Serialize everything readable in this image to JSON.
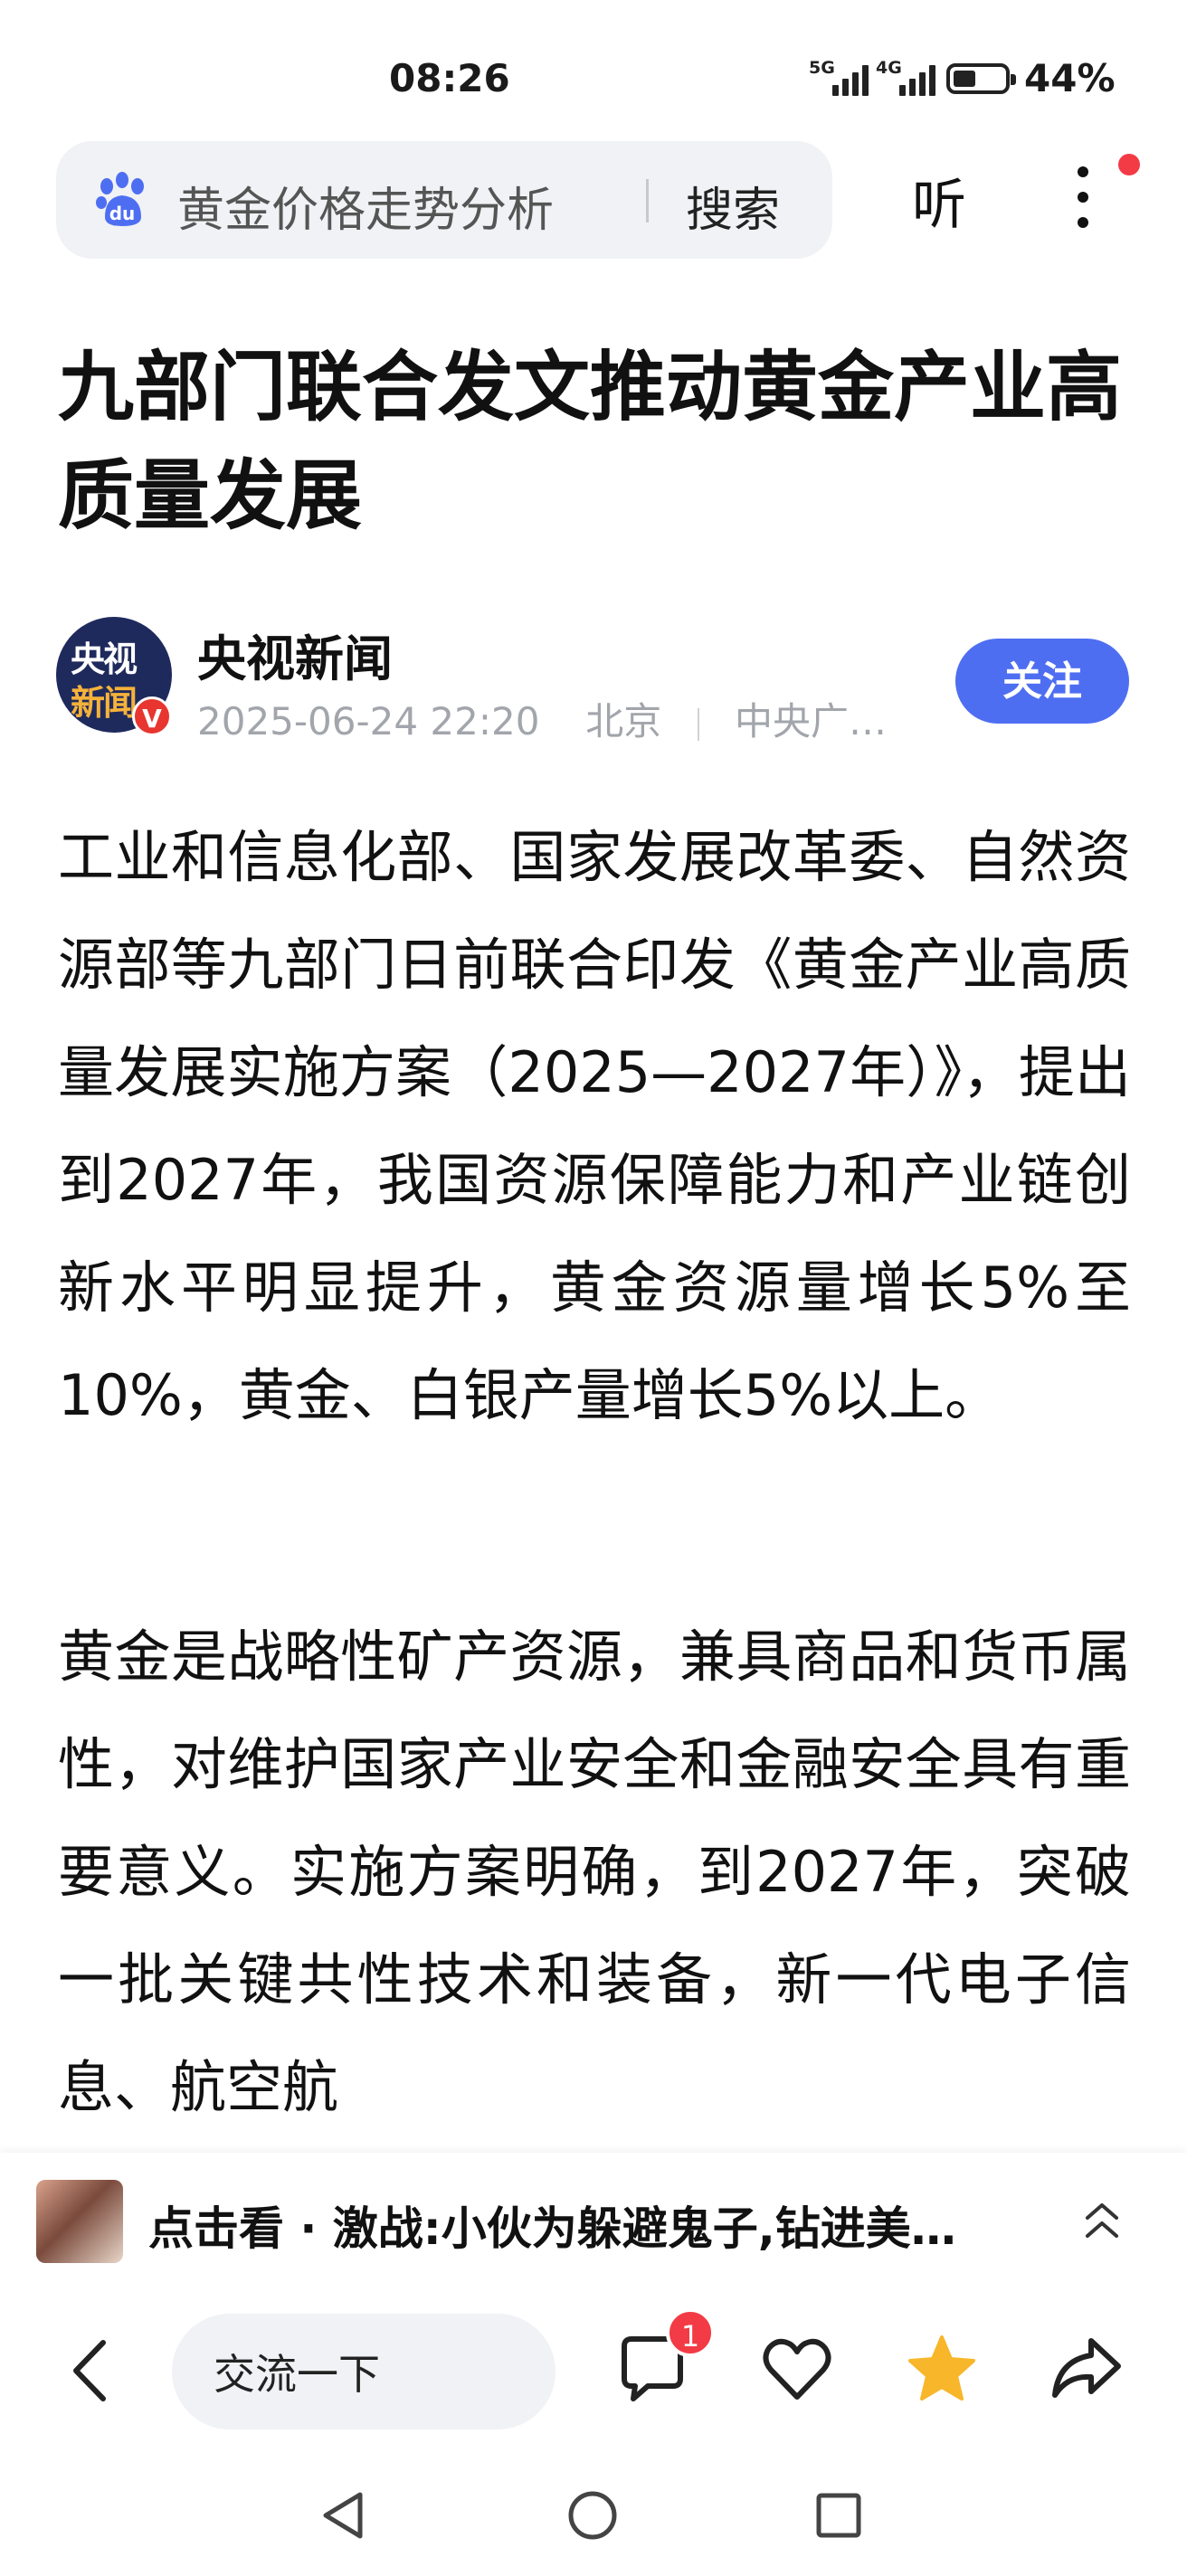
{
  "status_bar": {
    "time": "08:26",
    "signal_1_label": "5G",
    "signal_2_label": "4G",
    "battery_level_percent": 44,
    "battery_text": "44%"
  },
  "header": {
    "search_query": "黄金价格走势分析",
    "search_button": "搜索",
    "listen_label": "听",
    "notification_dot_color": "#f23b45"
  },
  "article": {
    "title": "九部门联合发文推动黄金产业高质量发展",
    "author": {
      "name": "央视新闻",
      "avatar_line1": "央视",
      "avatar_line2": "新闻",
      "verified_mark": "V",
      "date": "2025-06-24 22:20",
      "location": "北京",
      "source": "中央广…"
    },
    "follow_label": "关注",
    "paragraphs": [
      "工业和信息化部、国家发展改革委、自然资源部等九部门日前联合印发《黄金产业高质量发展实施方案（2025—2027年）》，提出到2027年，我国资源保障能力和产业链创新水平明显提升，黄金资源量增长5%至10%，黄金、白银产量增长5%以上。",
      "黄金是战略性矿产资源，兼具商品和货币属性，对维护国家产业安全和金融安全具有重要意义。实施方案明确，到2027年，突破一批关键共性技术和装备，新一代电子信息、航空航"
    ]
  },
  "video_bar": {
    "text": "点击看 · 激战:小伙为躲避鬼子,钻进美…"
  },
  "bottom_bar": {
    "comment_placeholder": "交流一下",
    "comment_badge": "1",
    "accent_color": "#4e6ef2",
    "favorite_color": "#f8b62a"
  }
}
════════════════
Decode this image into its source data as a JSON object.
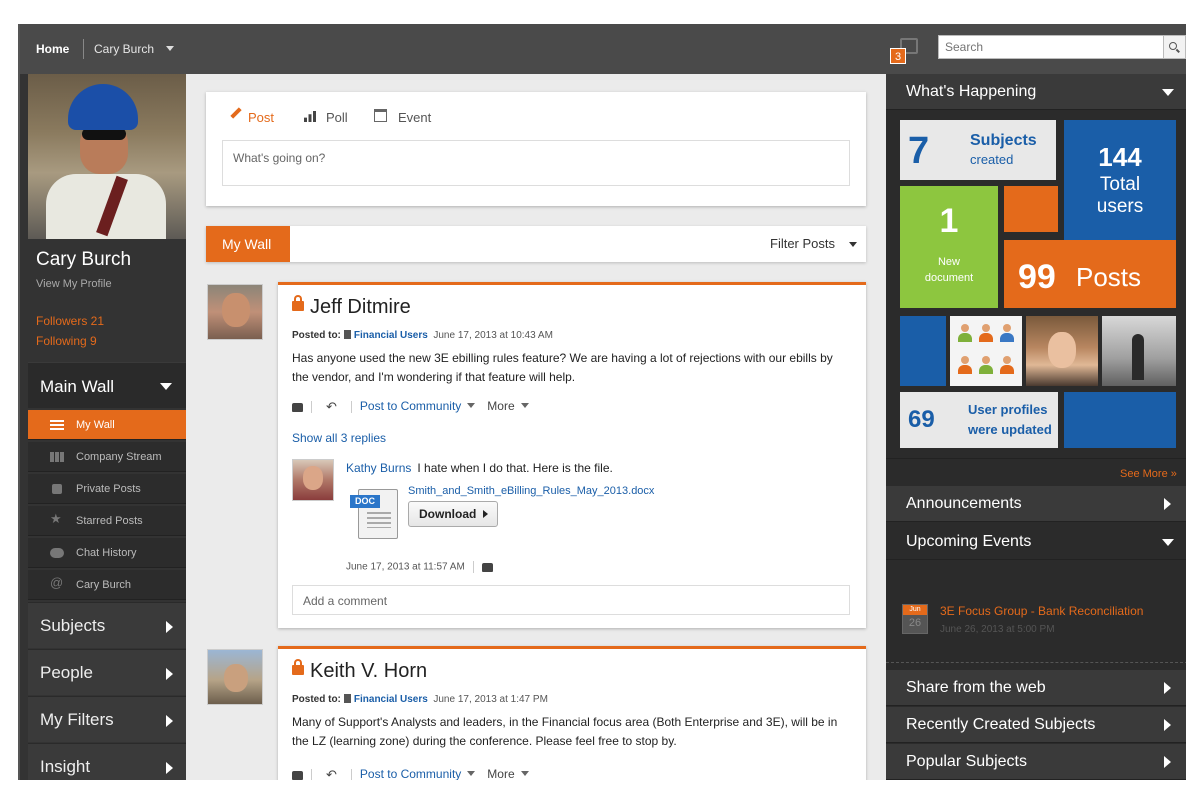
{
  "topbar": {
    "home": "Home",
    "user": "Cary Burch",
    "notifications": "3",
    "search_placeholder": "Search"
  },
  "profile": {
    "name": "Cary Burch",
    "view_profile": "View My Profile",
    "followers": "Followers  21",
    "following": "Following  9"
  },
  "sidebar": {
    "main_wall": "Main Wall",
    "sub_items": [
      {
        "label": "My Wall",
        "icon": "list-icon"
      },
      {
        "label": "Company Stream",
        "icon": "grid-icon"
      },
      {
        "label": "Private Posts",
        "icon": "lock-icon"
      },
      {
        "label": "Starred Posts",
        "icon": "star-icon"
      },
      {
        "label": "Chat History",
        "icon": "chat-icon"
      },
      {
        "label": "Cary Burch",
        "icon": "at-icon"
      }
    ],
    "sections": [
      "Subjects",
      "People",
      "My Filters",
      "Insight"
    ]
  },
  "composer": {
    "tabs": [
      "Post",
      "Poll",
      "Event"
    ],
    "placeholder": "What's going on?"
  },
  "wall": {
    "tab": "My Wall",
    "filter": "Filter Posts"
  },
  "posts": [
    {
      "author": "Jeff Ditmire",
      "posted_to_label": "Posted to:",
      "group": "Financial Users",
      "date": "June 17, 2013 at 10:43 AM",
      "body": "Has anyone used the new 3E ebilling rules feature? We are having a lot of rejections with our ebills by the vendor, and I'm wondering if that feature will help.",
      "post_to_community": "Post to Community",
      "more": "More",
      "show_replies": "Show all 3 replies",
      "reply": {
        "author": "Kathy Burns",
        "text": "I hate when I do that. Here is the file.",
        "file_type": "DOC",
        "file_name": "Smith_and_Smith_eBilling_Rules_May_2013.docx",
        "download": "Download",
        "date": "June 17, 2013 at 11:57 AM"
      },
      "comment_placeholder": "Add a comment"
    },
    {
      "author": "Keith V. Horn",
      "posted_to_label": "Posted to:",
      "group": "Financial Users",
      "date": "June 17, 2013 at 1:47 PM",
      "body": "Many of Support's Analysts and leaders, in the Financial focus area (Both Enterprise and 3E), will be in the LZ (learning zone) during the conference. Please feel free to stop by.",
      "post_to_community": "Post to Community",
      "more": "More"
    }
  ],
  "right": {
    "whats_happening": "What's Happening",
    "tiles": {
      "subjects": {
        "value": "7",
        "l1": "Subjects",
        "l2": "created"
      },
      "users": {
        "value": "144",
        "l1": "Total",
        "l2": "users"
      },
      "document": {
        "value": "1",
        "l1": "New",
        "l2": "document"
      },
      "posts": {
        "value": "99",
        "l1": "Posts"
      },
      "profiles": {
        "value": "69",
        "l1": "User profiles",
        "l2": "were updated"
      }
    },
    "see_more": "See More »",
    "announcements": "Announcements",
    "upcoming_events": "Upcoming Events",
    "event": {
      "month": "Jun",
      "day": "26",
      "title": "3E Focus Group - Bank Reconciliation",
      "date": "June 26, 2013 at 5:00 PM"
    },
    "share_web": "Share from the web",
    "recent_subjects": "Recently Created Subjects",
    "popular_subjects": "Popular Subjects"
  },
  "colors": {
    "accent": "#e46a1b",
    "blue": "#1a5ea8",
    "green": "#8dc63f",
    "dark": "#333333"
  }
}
════════════════
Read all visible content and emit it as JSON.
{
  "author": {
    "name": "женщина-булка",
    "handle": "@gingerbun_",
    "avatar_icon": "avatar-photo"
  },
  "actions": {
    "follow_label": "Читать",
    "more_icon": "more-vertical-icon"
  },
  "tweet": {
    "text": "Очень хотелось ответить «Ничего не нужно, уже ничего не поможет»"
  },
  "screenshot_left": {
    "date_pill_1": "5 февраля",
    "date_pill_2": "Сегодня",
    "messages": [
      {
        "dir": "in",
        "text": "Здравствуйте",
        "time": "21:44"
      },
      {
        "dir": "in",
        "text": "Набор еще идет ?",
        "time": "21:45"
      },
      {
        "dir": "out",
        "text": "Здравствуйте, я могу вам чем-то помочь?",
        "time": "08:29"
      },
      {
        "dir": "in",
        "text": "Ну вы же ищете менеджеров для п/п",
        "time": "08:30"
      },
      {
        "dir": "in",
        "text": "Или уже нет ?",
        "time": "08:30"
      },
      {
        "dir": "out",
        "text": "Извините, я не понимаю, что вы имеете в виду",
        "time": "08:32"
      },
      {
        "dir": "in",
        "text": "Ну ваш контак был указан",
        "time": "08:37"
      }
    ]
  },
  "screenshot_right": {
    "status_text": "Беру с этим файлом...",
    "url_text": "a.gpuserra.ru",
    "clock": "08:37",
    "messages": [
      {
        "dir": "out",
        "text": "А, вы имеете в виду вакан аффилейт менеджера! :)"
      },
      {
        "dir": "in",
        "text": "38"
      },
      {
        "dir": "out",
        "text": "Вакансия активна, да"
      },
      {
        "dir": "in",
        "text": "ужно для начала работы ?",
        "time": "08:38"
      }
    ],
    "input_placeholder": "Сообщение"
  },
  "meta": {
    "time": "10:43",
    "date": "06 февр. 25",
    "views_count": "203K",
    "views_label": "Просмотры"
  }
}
════════════════
To do: Pick out every line with the string "time" and copy it.

Final result:
    "time": "08:26",
        "time": "21:44"
        "time": "21:45"
        "time": "08:29"
        "time": "08:30"
        "time": "08:30"
        "time": "08:32"
        "time": "08:37"
        "time": "08:38"
    "time": "10:43",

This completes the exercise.